• **PROBLEM STATEMENT**
Give the listing below again in full, exactly as written.

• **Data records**
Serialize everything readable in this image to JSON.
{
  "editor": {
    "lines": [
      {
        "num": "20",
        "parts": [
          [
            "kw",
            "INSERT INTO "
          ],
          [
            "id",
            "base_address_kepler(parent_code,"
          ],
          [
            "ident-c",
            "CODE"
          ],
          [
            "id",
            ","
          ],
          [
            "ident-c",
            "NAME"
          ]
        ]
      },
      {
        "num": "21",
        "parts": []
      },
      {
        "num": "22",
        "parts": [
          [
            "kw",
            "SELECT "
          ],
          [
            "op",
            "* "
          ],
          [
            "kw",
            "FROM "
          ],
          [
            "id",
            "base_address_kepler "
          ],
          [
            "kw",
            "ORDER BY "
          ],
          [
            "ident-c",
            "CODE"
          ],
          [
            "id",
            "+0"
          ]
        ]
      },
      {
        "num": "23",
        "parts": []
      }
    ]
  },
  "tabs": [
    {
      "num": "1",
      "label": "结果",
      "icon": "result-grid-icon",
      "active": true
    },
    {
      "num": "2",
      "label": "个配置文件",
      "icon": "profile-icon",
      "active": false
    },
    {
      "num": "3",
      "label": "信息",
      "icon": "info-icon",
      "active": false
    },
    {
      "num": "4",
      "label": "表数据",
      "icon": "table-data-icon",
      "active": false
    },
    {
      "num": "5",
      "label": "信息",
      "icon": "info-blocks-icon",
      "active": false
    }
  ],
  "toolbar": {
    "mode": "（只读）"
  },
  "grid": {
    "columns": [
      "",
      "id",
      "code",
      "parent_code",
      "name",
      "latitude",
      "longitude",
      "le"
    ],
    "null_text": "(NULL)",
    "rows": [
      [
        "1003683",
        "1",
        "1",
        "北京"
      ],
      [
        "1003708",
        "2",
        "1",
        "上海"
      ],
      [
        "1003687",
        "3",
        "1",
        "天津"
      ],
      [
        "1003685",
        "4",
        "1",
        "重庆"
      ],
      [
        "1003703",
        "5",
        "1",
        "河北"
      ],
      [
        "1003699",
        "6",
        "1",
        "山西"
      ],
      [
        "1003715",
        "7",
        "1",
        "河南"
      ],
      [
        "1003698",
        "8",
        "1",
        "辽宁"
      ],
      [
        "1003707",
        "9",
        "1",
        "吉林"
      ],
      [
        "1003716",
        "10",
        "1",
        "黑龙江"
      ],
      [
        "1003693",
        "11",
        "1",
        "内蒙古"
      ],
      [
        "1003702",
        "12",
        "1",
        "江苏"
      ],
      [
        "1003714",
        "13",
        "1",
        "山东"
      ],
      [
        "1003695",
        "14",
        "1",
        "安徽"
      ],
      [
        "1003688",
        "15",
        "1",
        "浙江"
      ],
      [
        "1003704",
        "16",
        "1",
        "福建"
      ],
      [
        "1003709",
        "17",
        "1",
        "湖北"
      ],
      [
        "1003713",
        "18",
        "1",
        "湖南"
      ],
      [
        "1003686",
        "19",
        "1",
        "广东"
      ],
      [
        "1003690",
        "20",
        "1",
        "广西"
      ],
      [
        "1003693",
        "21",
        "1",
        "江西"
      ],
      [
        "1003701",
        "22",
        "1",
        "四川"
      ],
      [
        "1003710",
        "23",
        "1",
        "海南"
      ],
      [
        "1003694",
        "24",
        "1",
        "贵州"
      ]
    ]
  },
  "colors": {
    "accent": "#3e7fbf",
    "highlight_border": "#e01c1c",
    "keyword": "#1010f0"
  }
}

• **ANSWER TO THIS TASK**
Serialize everything readable in this image to JSON.
{
  "editor": {
    "lines": [
      {
        "num": "20",
        "parts": [
          [
            "kw",
            "INSERT INTO "
          ],
          [
            "id",
            "base_address_kepler(parent_code,"
          ],
          [
            "ident-c",
            "CODE"
          ],
          [
            "id",
            ","
          ],
          [
            "ident-c",
            "NAME"
          ]
        ]
      },
      {
        "num": "21",
        "parts": []
      },
      {
        "num": "22",
        "parts": [
          [
            "kw",
            "SELECT "
          ],
          [
            "op",
            "* "
          ],
          [
            "kw",
            "FROM "
          ],
          [
            "id",
            "base_address_kepler "
          ],
          [
            "kw",
            "ORDER BY "
          ],
          [
            "ident-c",
            "CODE"
          ],
          [
            "id",
            "+0"
          ]
        ]
      },
      {
        "num": "23",
        "parts": []
      }
    ]
  },
  "tabs": [
    {
      "num": "1",
      "label": "结果",
      "icon": "result-grid-icon",
      "active": true
    },
    {
      "num": "2",
      "label": "个配置文件",
      "icon": "profile-icon",
      "active": false
    },
    {
      "num": "3",
      "label": "信息",
      "icon": "info-icon",
      "active": false
    },
    {
      "num": "4",
      "label": "表数据",
      "icon": "table-data-icon",
      "active": false
    },
    {
      "num": "5",
      "label": "信息",
      "icon": "info-blocks-icon",
      "active": false
    }
  ],
  "toolbar": {
    "mode": "（只读）"
  },
  "grid": {
    "columns": [
      "",
      "id",
      "code",
      "parent_code",
      "name",
      "latitude",
      "longitude",
      "le"
    ],
    "null_text": "(NULL)",
    "rows": [
      [
        "1003683",
        "1",
        "1",
        "北京"
      ],
      [
        "1003708",
        "2",
        "1",
        "上海"
      ],
      [
        "1003687",
        "3",
        "1",
        "天津"
      ],
      [
        "1003685",
        "4",
        "1",
        "重庆"
      ],
      [
        "1003703",
        "5",
        "1",
        "河北"
      ],
      [
        "1003699",
        "6",
        "1",
        "山西"
      ],
      [
        "1003715",
        "7",
        "1",
        "河南"
      ],
      [
        "1003698",
        "8",
        "1",
        "辽宁"
      ],
      [
        "1003707",
        "9",
        "1",
        "吉林"
      ],
      [
        "1003716",
        "10",
        "1",
        "黑龙江"
      ],
      [
        "1003693",
        "11",
        "1",
        "内蒙古"
      ],
      [
        "1003702",
        "12",
        "1",
        "江苏"
      ],
      [
        "1003714",
        "13",
        "1",
        "山东"
      ],
      [
        "1003695",
        "14",
        "1",
        "安徽"
      ],
      [
        "1003688",
        "15",
        "1",
        "浙江"
      ],
      [
        "1003704",
        "16",
        "1",
        "福建"
      ],
      [
        "1003709",
        "17",
        "1",
        "湖北"
      ],
      [
        "1003713",
        "18",
        "1",
        "湖南"
      ],
      [
        "1003686",
        "19",
        "1",
        "广东"
      ],
      [
        "1003690",
        "20",
        "1",
        "广西"
      ],
      [
        "1003693",
        "21",
        "1",
        "江西"
      ],
      [
        "1003701",
        "22",
        "1",
        "四川"
      ],
      [
        "1003710",
        "23",
        "1",
        "海南"
      ],
      [
        "1003694",
        "24",
        "1",
        "贵州"
      ]
    ]
  },
  "colors": {
    "accent": "#3e7fbf",
    "highlight_border": "#e01c1c",
    "keyword": "#1010f0"
  }
}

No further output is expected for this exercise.